* **Instruction**: Count how many lines hold the word "factor" and give that number as the whole answer.

Figure record listings:
======

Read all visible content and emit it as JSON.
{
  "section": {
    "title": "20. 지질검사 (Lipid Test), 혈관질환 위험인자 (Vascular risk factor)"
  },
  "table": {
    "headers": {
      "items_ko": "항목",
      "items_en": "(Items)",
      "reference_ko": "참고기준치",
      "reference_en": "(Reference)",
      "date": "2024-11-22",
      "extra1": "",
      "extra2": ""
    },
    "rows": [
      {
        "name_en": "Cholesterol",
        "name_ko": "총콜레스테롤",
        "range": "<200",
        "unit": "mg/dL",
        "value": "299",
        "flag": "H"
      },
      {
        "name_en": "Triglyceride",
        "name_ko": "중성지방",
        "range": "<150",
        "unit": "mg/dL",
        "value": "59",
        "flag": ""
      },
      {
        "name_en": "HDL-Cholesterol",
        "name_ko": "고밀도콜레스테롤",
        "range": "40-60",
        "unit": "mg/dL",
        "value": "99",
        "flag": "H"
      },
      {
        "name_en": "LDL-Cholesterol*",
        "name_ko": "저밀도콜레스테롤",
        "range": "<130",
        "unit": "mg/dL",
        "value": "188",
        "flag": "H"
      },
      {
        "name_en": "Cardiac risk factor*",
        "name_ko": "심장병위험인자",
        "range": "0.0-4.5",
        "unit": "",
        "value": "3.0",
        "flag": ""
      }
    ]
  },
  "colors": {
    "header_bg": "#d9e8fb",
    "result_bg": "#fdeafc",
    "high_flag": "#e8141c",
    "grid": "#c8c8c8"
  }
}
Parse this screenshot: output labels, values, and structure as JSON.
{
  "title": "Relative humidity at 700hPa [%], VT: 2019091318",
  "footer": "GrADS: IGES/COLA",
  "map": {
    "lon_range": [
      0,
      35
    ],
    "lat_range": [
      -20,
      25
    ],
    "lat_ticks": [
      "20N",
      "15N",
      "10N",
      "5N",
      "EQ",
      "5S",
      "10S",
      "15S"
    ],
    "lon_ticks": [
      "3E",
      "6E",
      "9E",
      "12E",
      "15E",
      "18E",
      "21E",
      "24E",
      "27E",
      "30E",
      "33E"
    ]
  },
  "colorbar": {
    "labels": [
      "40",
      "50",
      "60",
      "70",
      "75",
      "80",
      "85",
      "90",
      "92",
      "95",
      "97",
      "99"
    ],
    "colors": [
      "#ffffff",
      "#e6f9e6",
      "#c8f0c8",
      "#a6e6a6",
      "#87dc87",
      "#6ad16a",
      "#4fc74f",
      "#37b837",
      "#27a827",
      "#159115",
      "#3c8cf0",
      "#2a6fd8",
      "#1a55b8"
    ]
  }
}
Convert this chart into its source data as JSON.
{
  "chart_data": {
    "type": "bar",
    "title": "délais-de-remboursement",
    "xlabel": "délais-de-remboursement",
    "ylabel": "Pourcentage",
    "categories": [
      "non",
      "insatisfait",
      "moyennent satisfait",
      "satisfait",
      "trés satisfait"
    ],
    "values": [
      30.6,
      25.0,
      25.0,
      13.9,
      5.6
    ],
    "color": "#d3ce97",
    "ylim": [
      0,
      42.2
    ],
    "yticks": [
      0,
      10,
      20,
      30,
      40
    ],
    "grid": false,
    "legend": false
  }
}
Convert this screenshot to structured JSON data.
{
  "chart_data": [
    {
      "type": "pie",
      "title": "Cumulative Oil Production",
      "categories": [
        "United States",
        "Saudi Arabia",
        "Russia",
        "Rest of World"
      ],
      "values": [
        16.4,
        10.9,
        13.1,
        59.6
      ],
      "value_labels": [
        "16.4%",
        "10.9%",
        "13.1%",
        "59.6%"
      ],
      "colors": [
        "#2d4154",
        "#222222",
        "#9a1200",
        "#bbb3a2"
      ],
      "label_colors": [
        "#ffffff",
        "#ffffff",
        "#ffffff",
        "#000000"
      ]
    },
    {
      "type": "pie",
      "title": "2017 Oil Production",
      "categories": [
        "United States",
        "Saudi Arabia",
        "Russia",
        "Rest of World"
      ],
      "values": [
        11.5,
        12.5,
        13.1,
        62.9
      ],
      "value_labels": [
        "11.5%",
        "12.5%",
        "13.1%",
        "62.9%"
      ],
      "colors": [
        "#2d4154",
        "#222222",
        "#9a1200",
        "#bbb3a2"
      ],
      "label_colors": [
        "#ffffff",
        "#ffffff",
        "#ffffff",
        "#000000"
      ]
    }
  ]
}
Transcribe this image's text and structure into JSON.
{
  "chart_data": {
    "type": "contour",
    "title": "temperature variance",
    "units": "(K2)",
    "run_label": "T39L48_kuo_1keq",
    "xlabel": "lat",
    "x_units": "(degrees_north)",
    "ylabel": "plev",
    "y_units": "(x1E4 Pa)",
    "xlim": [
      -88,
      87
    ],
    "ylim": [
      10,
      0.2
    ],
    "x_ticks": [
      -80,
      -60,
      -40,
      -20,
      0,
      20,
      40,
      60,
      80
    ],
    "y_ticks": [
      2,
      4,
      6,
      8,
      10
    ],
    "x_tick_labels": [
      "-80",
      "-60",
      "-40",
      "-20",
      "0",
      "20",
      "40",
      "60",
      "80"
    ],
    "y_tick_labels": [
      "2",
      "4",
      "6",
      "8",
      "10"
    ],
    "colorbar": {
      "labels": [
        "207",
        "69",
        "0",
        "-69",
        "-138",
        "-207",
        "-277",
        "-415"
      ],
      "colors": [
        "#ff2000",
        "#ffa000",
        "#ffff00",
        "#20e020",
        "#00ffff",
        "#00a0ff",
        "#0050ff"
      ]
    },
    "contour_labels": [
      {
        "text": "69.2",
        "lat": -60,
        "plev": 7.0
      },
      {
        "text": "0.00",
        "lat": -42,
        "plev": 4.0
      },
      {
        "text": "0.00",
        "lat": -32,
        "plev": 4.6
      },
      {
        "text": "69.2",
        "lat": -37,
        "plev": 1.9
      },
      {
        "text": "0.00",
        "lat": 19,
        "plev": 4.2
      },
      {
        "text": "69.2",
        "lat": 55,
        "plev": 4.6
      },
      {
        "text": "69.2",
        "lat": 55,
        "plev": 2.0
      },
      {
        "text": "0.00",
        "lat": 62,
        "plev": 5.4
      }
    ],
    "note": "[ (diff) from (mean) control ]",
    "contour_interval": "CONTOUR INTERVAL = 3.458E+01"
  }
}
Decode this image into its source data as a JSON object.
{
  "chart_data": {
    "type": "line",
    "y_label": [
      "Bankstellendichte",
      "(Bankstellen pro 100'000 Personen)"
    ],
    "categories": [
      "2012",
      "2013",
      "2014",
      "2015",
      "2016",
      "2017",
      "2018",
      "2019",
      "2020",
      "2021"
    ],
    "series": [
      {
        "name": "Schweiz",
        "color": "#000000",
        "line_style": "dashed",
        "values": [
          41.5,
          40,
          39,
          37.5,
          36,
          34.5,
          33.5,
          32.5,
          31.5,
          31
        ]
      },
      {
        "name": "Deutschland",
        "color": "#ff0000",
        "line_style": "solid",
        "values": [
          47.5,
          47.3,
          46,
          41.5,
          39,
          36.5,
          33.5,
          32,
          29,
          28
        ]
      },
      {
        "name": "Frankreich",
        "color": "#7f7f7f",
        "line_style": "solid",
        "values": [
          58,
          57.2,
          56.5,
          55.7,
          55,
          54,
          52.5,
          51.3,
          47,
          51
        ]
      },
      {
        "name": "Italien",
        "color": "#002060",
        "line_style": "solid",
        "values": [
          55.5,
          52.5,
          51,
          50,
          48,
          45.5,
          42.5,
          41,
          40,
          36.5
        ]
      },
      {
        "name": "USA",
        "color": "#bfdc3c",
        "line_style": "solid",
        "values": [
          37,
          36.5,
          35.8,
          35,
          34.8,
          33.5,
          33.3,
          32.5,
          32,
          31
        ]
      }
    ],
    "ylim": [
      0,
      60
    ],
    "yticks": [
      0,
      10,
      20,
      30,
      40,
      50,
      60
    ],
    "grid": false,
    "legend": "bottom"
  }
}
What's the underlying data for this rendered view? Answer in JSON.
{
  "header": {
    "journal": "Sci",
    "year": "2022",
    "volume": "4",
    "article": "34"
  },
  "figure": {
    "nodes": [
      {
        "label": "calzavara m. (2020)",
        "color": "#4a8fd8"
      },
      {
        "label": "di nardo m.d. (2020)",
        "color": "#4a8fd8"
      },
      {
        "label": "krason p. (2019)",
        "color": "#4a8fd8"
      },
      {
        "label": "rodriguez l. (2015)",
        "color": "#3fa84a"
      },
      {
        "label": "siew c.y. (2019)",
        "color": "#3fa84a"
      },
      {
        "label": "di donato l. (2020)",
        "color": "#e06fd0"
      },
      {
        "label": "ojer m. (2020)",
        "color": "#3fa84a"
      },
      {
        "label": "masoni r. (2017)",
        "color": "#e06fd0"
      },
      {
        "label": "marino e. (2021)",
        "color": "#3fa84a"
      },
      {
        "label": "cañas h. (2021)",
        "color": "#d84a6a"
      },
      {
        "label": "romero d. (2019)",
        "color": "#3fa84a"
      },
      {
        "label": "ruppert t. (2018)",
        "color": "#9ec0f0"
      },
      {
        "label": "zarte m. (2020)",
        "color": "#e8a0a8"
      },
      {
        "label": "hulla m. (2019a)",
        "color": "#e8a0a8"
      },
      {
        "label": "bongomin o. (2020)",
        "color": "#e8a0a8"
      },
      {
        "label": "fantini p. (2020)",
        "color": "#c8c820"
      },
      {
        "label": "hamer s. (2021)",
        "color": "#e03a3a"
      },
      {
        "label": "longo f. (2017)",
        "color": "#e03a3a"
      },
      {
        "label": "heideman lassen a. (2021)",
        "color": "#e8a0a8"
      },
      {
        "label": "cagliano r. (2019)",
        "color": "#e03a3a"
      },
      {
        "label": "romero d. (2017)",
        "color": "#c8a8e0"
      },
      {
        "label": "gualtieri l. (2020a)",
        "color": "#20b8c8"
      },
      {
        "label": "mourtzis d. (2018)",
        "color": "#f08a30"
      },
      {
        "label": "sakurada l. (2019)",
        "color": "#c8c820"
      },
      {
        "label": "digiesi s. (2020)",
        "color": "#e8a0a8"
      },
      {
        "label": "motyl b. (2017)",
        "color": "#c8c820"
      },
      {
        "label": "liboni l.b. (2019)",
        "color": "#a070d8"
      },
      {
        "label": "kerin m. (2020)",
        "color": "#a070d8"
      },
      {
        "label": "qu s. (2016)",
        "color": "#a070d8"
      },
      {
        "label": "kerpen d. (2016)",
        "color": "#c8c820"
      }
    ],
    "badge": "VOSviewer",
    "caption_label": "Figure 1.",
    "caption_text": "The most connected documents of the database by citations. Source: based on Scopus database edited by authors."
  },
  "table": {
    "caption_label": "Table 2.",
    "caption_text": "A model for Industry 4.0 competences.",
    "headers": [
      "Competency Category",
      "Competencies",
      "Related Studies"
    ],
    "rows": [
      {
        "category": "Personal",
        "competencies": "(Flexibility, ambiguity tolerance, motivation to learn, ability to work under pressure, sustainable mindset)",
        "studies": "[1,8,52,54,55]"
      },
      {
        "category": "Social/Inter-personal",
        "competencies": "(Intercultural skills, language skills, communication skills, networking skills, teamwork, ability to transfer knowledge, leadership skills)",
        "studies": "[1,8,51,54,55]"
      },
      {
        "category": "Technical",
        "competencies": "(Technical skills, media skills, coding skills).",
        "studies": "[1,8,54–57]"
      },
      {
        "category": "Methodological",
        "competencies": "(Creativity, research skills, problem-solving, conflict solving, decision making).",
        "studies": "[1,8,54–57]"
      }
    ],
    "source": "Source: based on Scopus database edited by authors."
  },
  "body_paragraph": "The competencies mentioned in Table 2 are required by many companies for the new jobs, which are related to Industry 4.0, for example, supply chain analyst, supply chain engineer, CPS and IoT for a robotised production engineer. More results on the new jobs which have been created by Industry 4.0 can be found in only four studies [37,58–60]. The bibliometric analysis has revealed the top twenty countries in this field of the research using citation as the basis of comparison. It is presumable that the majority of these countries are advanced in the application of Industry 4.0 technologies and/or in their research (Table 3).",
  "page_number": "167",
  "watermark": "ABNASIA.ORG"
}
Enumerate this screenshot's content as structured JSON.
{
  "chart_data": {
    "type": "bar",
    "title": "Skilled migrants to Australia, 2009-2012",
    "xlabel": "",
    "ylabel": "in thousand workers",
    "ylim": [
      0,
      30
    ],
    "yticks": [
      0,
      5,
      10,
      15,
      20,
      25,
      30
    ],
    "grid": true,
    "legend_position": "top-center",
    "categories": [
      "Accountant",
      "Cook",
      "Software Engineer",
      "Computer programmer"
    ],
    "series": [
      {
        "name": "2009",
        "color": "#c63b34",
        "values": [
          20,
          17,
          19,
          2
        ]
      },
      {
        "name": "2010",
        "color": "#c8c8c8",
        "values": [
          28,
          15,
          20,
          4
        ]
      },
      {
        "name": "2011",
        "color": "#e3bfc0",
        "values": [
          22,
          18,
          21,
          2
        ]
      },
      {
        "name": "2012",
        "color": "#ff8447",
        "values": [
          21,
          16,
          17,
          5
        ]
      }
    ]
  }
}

======

* **Finished task**: 2